====== Material

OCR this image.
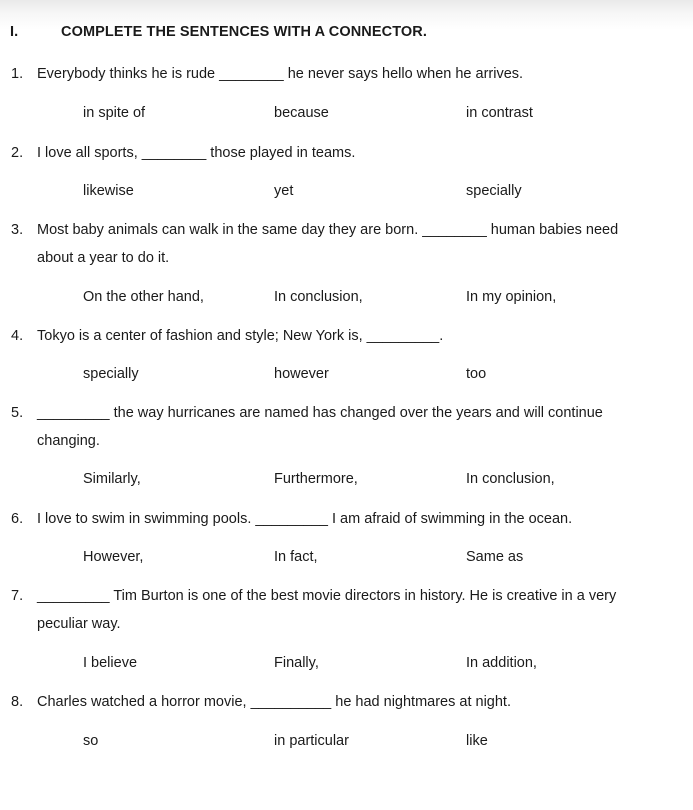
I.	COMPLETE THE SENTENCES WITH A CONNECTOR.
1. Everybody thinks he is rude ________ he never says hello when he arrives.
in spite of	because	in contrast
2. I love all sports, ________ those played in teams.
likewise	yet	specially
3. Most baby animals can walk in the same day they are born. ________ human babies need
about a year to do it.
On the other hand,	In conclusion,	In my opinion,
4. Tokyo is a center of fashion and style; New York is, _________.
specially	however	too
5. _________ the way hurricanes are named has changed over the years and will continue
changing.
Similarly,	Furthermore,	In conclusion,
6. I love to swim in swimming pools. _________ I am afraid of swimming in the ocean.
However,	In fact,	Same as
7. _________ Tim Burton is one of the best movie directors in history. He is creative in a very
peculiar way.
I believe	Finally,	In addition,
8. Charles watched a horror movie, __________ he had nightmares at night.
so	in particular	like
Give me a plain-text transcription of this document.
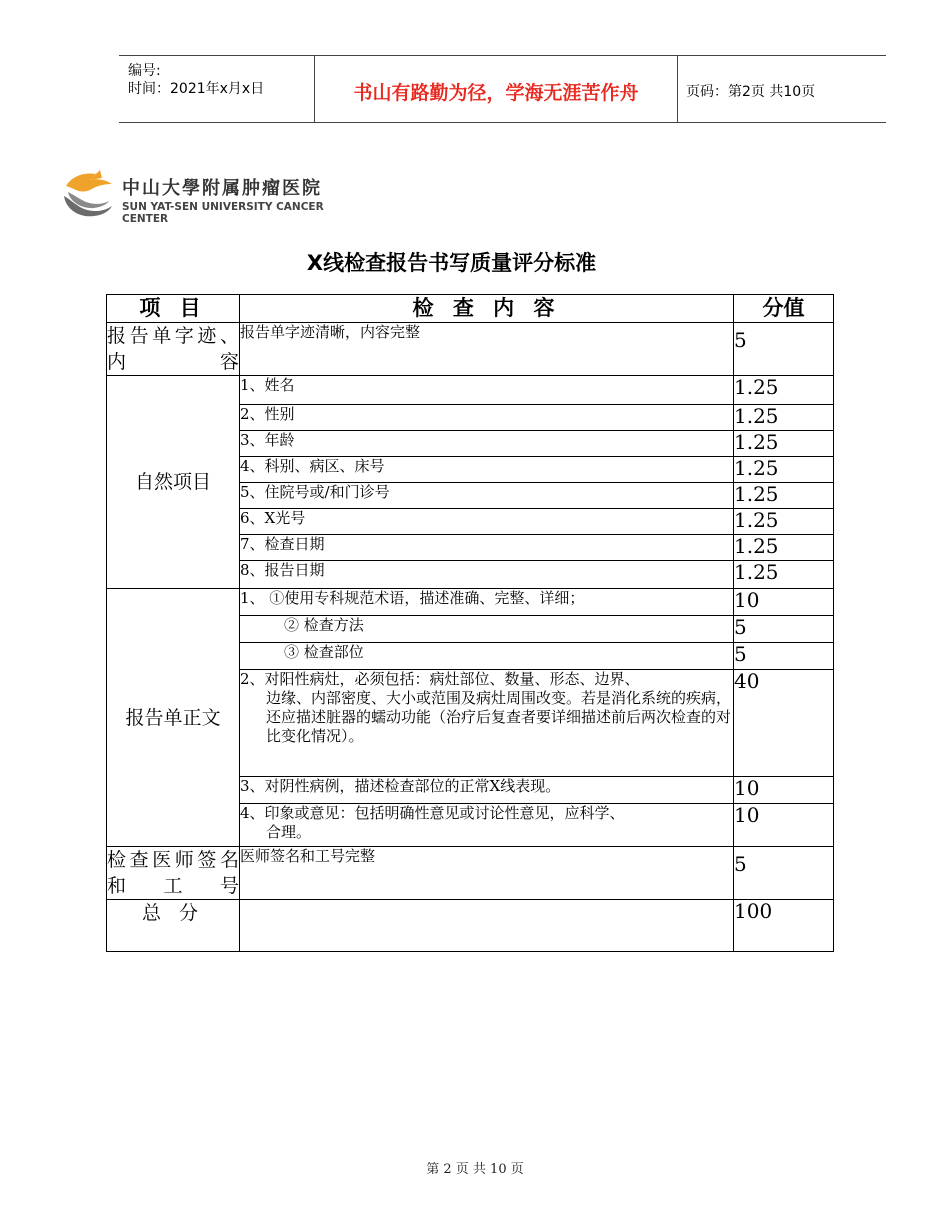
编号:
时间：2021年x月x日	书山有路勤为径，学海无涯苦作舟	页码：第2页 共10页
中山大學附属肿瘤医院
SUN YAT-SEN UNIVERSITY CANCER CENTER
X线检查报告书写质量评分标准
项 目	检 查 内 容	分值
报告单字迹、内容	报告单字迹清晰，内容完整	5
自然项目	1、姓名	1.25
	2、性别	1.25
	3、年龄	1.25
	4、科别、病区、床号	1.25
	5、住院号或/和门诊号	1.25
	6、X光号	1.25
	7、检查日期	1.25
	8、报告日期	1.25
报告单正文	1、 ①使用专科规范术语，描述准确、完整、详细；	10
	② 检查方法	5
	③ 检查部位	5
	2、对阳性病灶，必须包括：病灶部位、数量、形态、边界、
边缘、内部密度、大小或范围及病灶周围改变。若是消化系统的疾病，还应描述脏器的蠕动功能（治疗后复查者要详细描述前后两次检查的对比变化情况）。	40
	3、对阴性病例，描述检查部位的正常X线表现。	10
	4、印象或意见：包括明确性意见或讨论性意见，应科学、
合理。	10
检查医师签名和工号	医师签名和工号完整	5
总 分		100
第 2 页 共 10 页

============
====== Material

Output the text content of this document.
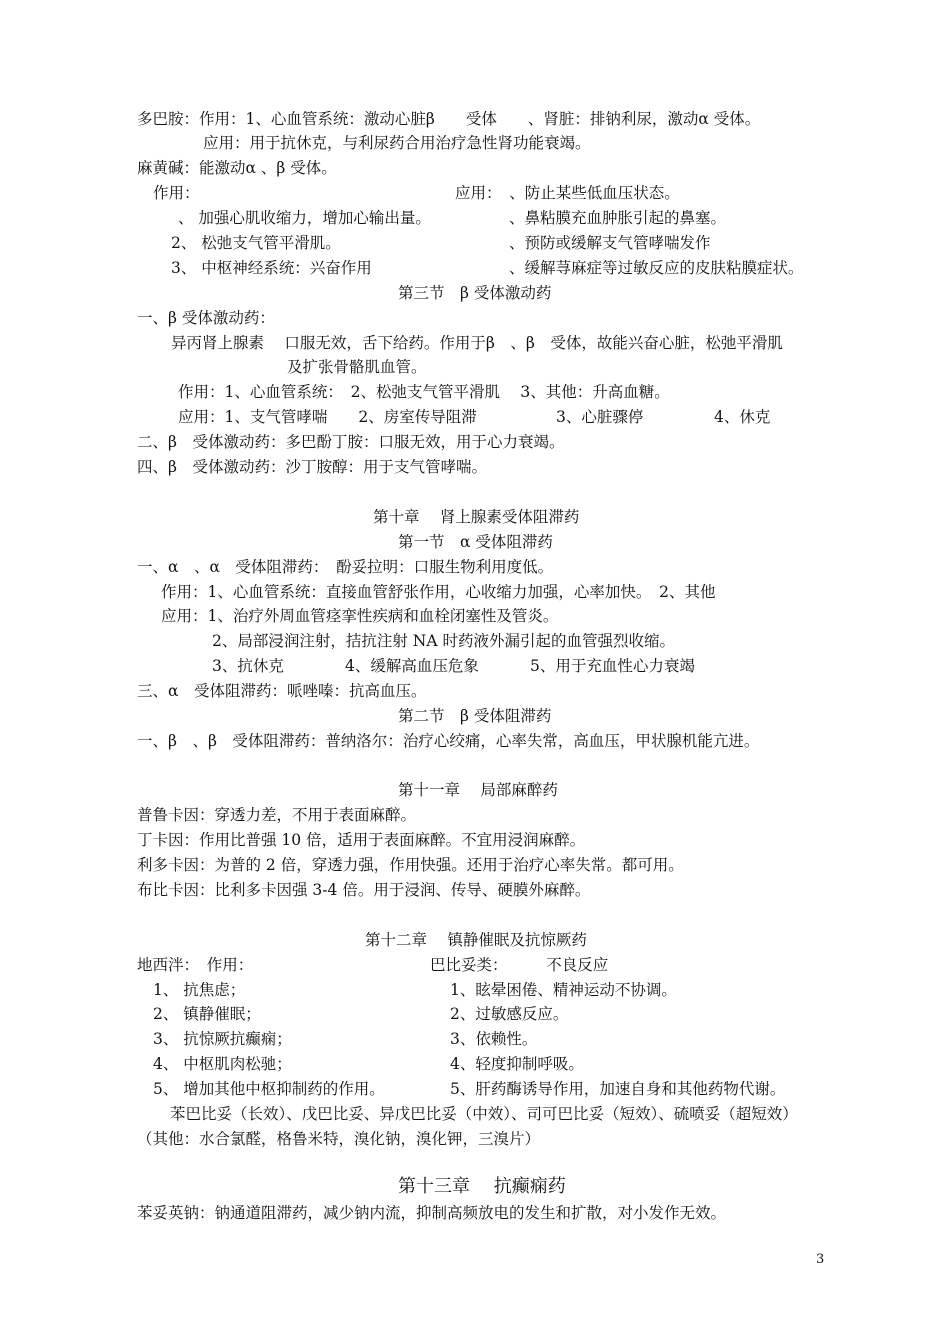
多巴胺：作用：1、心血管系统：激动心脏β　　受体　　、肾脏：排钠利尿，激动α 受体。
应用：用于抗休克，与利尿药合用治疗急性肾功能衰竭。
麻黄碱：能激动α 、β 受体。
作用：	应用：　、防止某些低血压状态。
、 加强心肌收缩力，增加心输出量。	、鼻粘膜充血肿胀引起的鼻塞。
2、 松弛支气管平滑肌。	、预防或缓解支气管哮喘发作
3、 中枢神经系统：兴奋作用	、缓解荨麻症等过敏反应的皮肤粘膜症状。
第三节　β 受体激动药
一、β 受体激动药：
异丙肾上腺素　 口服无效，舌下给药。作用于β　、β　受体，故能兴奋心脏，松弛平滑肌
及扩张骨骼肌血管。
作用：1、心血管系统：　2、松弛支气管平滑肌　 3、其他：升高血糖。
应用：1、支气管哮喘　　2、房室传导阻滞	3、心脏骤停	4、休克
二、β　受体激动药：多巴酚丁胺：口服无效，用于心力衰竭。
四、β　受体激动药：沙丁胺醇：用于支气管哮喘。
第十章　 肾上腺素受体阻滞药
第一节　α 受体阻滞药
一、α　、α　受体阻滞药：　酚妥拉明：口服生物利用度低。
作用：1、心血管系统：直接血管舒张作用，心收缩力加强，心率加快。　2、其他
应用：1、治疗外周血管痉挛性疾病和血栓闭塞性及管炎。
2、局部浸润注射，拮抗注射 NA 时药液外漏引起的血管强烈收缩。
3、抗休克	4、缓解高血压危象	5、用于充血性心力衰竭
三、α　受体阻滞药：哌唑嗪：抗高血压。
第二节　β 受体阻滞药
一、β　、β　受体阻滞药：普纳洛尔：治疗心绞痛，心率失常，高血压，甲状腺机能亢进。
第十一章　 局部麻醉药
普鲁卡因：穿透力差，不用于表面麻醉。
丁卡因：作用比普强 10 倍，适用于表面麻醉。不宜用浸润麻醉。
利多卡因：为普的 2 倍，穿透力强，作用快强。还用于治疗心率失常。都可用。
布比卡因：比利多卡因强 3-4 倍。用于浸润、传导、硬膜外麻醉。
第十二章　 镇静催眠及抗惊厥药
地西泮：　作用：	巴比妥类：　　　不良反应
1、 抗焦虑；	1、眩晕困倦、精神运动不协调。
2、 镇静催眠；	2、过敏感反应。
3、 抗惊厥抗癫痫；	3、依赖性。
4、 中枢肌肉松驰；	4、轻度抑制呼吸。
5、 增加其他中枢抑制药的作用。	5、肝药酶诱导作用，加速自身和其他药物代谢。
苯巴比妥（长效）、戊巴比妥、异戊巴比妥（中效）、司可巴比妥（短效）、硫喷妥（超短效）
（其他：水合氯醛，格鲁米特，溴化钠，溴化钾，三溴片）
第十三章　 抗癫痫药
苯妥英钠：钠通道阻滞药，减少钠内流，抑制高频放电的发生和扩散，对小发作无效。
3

============

▶ **Short exercise**: Look through the entries above. Extract each line with the word "心血管系统".

▶ **Answer in full**:
多巴胺：作用：1、心血管系统：激动心脏β　　受体　　、肾脏：排钠利尿，激动α 受体。
作用：1、心血管系统：　2、松弛支气管平滑肌　 3、其他：升高血糖。
作用：1、心血管系统：直接血管舒张作用，心收缩力加强，心率加快。　2、其他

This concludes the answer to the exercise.